*Task material*.
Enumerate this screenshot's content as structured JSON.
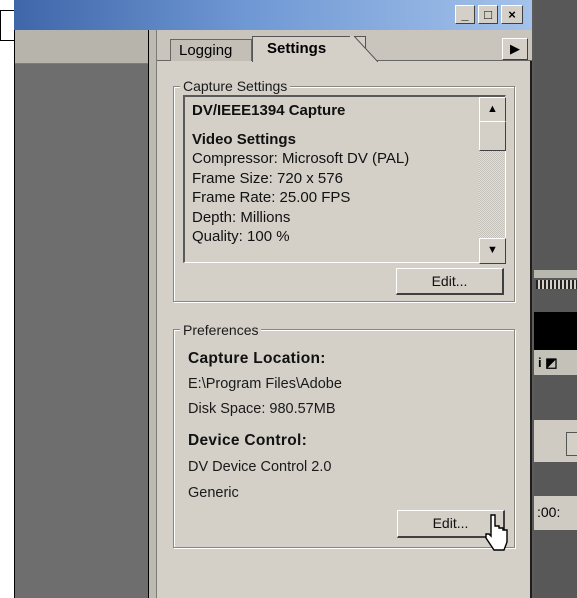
{
  "window": {
    "controls": {
      "minimize": "_",
      "maximize": "□",
      "close": "×"
    }
  },
  "tabs": {
    "logging": "Logging",
    "settings": "Settings",
    "menu_arrow": "▶"
  },
  "capture_settings": {
    "group_label": "Capture Settings",
    "list": [
      {
        "text": "DV/IEEE1394 Capture",
        "bold": true
      },
      {
        "text": "",
        "bold": false
      },
      {
        "text": "Video Settings",
        "bold": true
      },
      {
        "text": "Compressor: Microsoft DV (PAL)",
        "bold": false
      },
      {
        "text": "Frame Size: 720 x 576",
        "bold": false
      },
      {
        "text": "Frame Rate: 25.00 FPS",
        "bold": false
      },
      {
        "text": "Depth: Millions",
        "bold": false
      },
      {
        "text": "Quality: 100 %",
        "bold": false
      }
    ],
    "scroll_up": "▲",
    "scroll_down": "▼",
    "edit_button": "Edit..."
  },
  "preferences": {
    "group_label": "Preferences",
    "capture_location_heading": "Capture Location:",
    "capture_location_path": "E:\\Program Files\\Adobe",
    "disk_space": "Disk Space: 980.57MB",
    "device_control_heading": "Device Control:",
    "device_control_name": "DV Device Control 2.0",
    "device_control_type": "Generic",
    "edit_button": "Edit..."
  },
  "right_strip": {
    "timecode": ":00:",
    "icons_text": "i ◩"
  }
}
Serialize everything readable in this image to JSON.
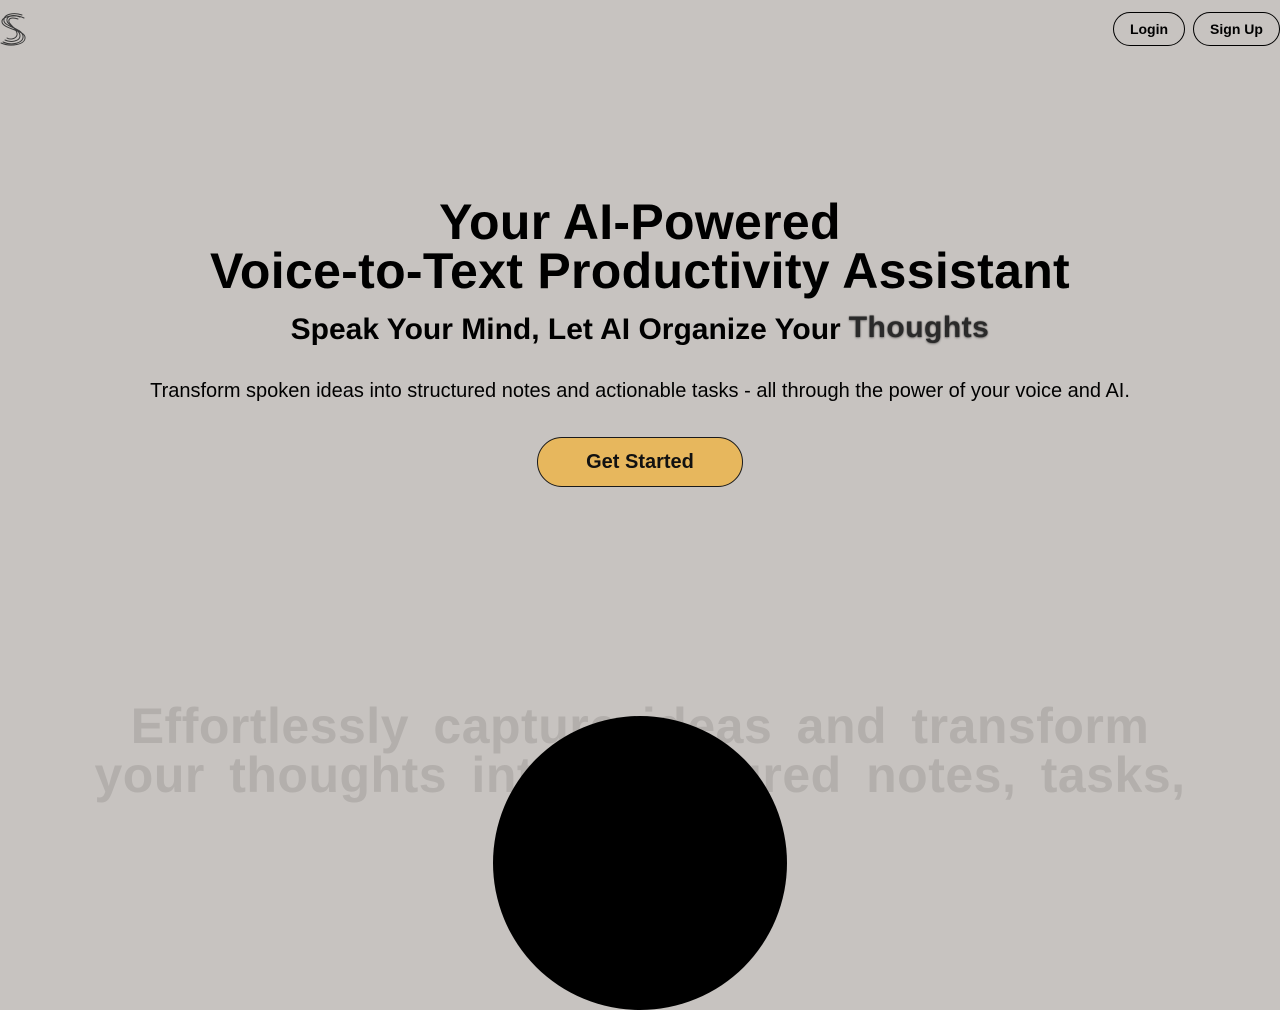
{
  "nav": {
    "login_label": "Login",
    "signup_label": "Sign Up"
  },
  "logo": {
    "icon": "s-logo-icon"
  },
  "hero": {
    "title_line1": "Your AI-Powered",
    "title_line2": "Voice-to-Text Productivity Assistant",
    "subtitle_static": "Speak Your Mind, Let AI Organize Your",
    "subtitle_rotating": "Thoughts",
    "description": "Transform spoken ideas into structured notes and actionable tasks - all through the power of your voice and AI.",
    "cta_label": "Get Started"
  },
  "scroll_section": {
    "line1": "Effortlessly capture ideas and transform",
    "line2": "your thoughts into structured notes, tasks,"
  },
  "colors": {
    "background": "#c7c3c0",
    "cta": "#e7b75d",
    "ghost_text": "#b3afac"
  }
}
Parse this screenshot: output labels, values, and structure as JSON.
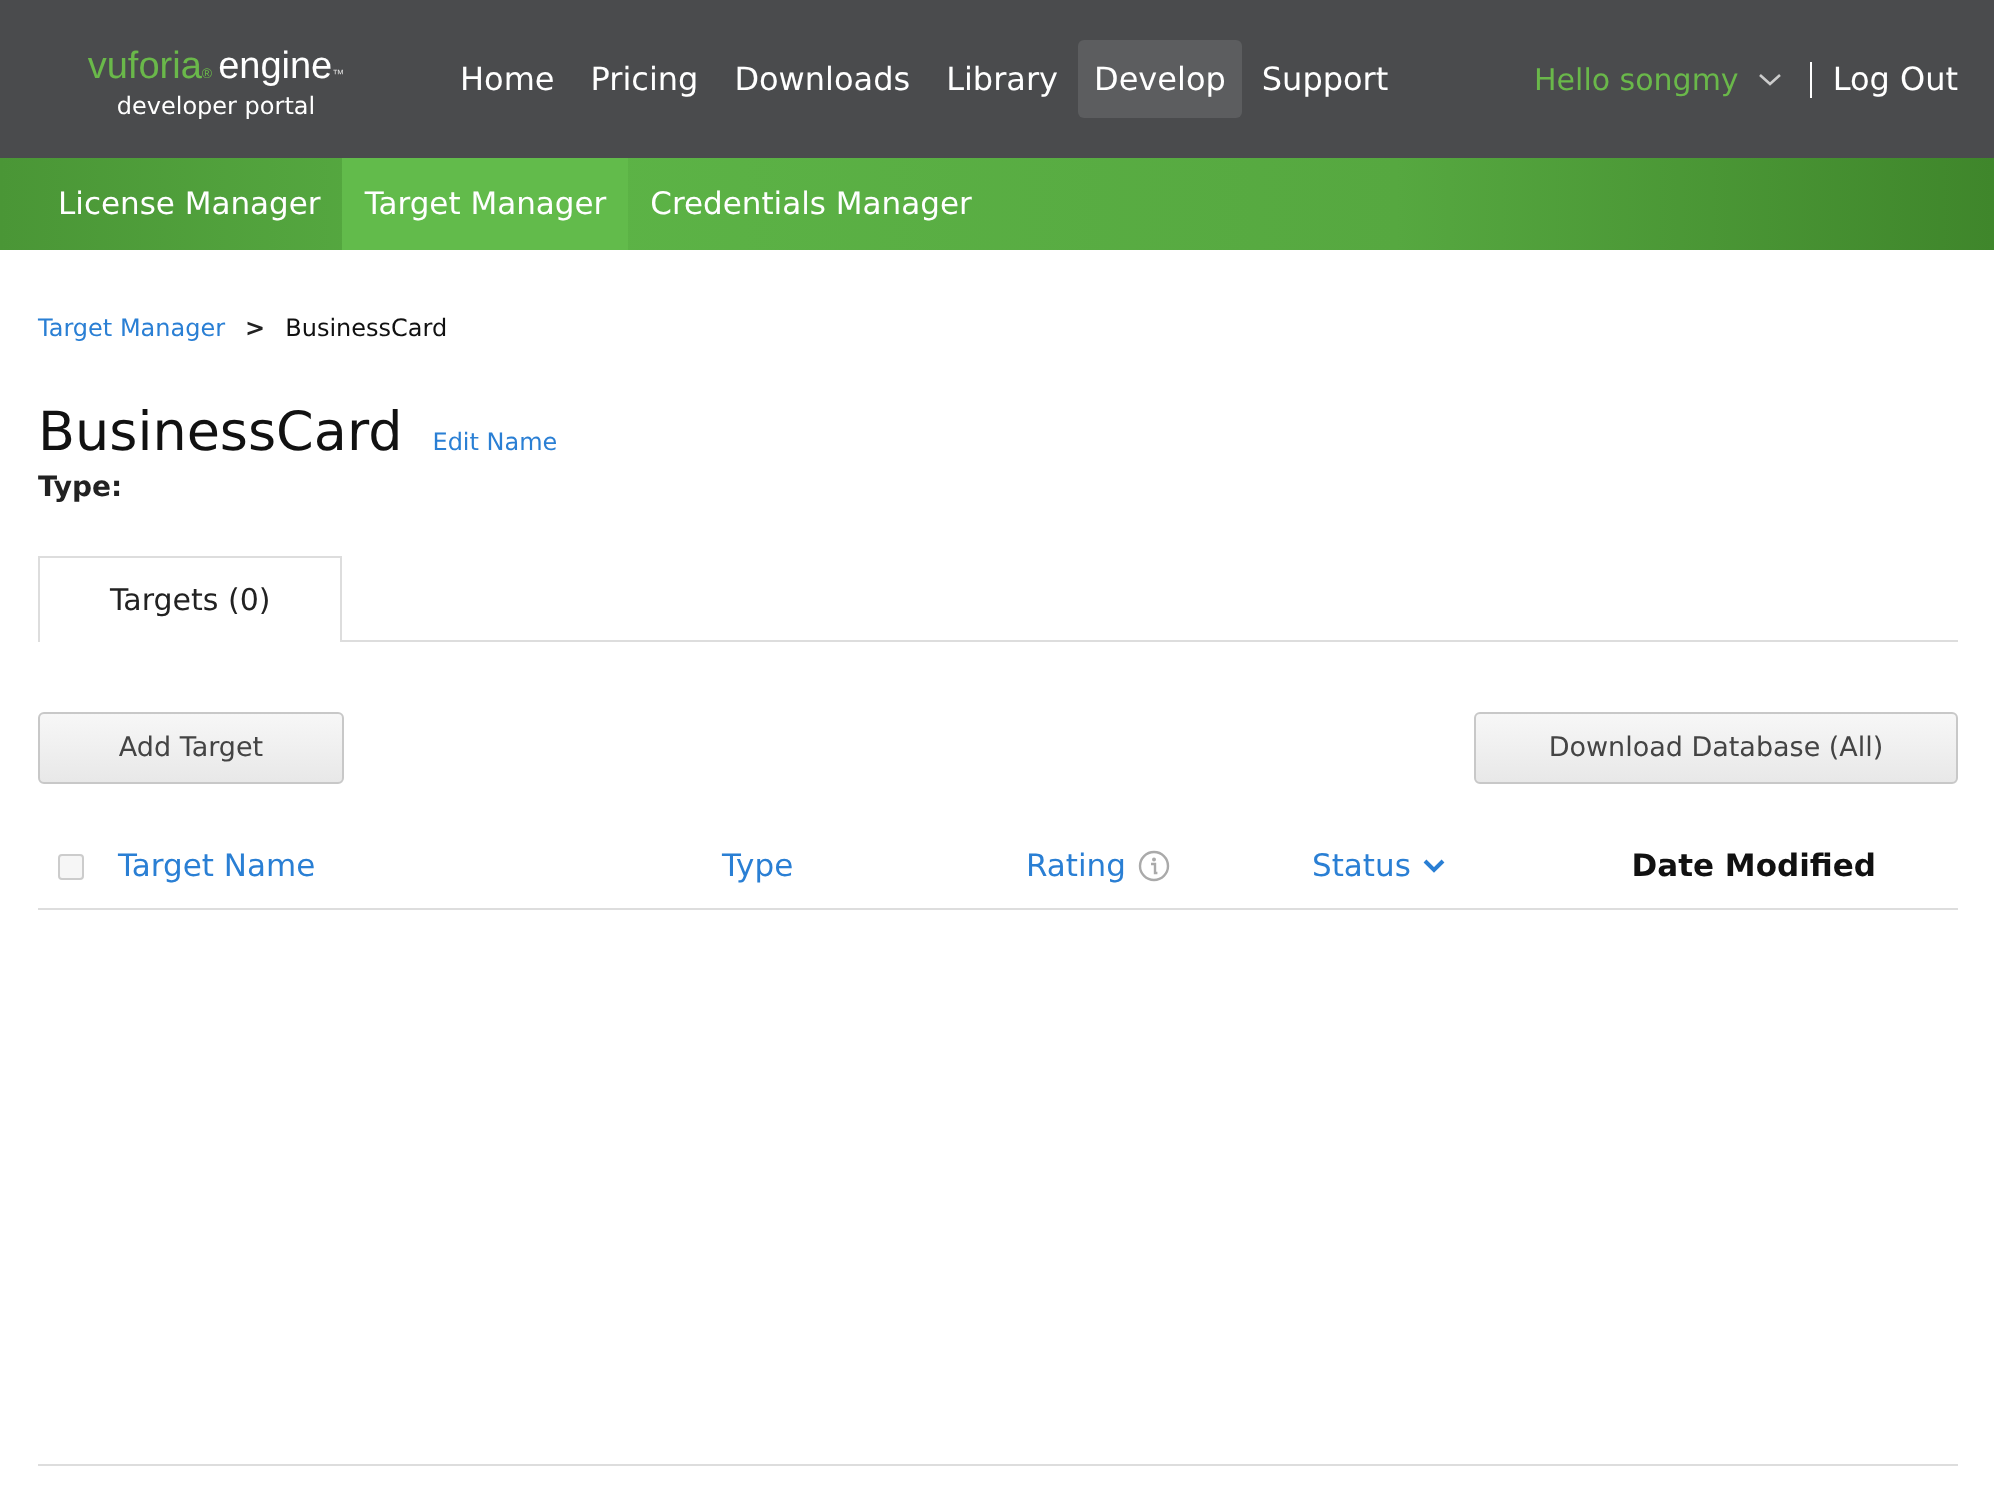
{
  "header": {
    "logo": {
      "brand": "vuforia",
      "brand_mark": "®",
      "product": "engine",
      "product_mark": "™",
      "subtitle": "developer portal"
    },
    "nav": [
      {
        "label": "Home",
        "selected": false
      },
      {
        "label": "Pricing",
        "selected": false
      },
      {
        "label": "Downloads",
        "selected": false
      },
      {
        "label": "Library",
        "selected": false
      },
      {
        "label": "Develop",
        "selected": true
      },
      {
        "label": "Support",
        "selected": false
      }
    ],
    "user": "Hello songmy",
    "logout": "Log Out"
  },
  "subnav": [
    {
      "label": "License Manager",
      "selected": false
    },
    {
      "label": "Target Manager",
      "selected": true
    },
    {
      "label": "Credentials Manager",
      "selected": false
    }
  ],
  "breadcrumb": {
    "link": "Target Manager",
    "separator": ">",
    "current": "BusinessCard"
  },
  "title": "BusinessCard",
  "edit_link": "Edit Name",
  "type_label": "Type:",
  "tabs": [
    {
      "label": "Targets (0)",
      "selected": true
    }
  ],
  "buttons": {
    "add": "Add Target",
    "download": "Download Database (All)"
  },
  "table": {
    "select_all_checked": false,
    "columns": [
      {
        "label": "Target Name",
        "kind": "link"
      },
      {
        "label": "Type",
        "kind": "link"
      },
      {
        "label": "Rating",
        "kind": "info"
      },
      {
        "label": "Status",
        "kind": "sort"
      },
      {
        "label": "Date Modified",
        "kind": "plain"
      }
    ]
  }
}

*Goal of the exercise*. Copy every record above exactly, leaving out the pictures.

*Result of the task*.
Enumerate this screenshot's content as structured JSON.
{
  "window": {
    "controls": {
      "minimize": "_",
      "maximize": "□",
      "close": "×"
    }
  },
  "tabs": {
    "logging": "Logging",
    "settings": "Settings",
    "menu_arrow": "▶"
  },
  "capture_settings": {
    "group_label": "Capture Settings",
    "list": [
      {
        "text": "DV/IEEE1394 Capture",
        "bold": true
      },
      {
        "text": "",
        "bold": false
      },
      {
        "text": "Video Settings",
        "bold": true
      },
      {
        "text": "Compressor: Microsoft DV (PAL)",
        "bold": false
      },
      {
        "text": "Frame Size: 720 x 576",
        "bold": false
      },
      {
        "text": "Frame Rate: 25.00 FPS",
        "bold": false
      },
      {
        "text": "Depth: Millions",
        "bold": false
      },
      {
        "text": "Quality: 100 %",
        "bold": false
      }
    ],
    "scroll_up": "▲",
    "scroll_down": "▼",
    "edit_button": "Edit..."
  },
  "preferences": {
    "group_label": "Preferences",
    "capture_location_heading": "Capture Location:",
    "capture_location_path": "E:\\Program Files\\Adobe",
    "disk_space": "Disk Space: 980.57MB",
    "device_control_heading": "Device Control:",
    "device_control_name": "DV Device Control 2.0",
    "device_control_type": "Generic",
    "edit_button": "Edit..."
  },
  "right_strip": {
    "timecode": ":00:",
    "icons_text": "i ◩"
  }
}
Serialize everything readable in this image to JSON.
{
  "nav": {
    "login_label": "Login",
    "signup_label": "Sign Up"
  },
  "logo": {
    "icon": "s-logo-icon"
  },
  "hero": {
    "title_line1": "Your AI-Powered",
    "title_line2": "Voice-to-Text Productivity Assistant",
    "subtitle_static": "Speak Your Mind, Let AI Organize Your",
    "subtitle_rotating": "Thoughts",
    "description": "Transform spoken ideas into structured notes and actionable tasks - all through the power of your voice and AI.",
    "cta_label": "Get Started"
  },
  "scroll_section": {
    "line1": "Effortlessly capture ideas and transform",
    "line2": "your thoughts into structured notes, tasks,"
  },
  "colors": {
    "background": "#c7c3c0",
    "cta": "#e7b75d",
    "ghost_text": "#b3afac"
  }
}
Parse this screenshot: output labels, values, and structure as JSON.
{
  "header": {
    "logo": {
      "brand": "vuforia",
      "brand_mark": "®",
      "product": "engine",
      "product_mark": "™",
      "subtitle": "developer portal"
    },
    "nav": [
      {
        "label": "Home",
        "selected": false
      },
      {
        "label": "Pricing",
        "selected": false
      },
      {
        "label": "Downloads",
        "selected": false
      },
      {
        "label": "Library",
        "selected": false
      },
      {
        "label": "Develop",
        "selected": true
      },
      {
        "label": "Support",
        "selected": false
      }
    ],
    "user": "Hello songmy",
    "logout": "Log Out"
  },
  "subnav": [
    {
      "label": "License Manager",
      "selected": false
    },
    {
      "label": "Target Manager",
      "selected": true
    },
    {
      "label": "Credentials Manager",
      "selected": false
    }
  ],
  "breadcrumb": {
    "link": "Target Manager",
    "separator": ">",
    "current": "BusinessCard"
  },
  "title": "BusinessCard",
  "edit_link": "Edit Name",
  "type_label": "Type:",
  "tabs": [
    {
      "label": "Targets (0)",
      "selected": true
    }
  ],
  "buttons": {
    "add": "Add Target",
    "download": "Download Database (All)"
  },
  "table": {
    "select_all_checked": false,
    "columns": [
      {
        "label": "Target Name",
        "kind": "link"
      },
      {
        "label": "Type",
        "kind": "link"
      },
      {
        "label": "Rating",
        "kind": "info"
      },
      {
        "label": "Status",
        "kind": "sort"
      },
      {
        "label": "Date Modified",
        "kind": "plain"
      }
    ]
  }
}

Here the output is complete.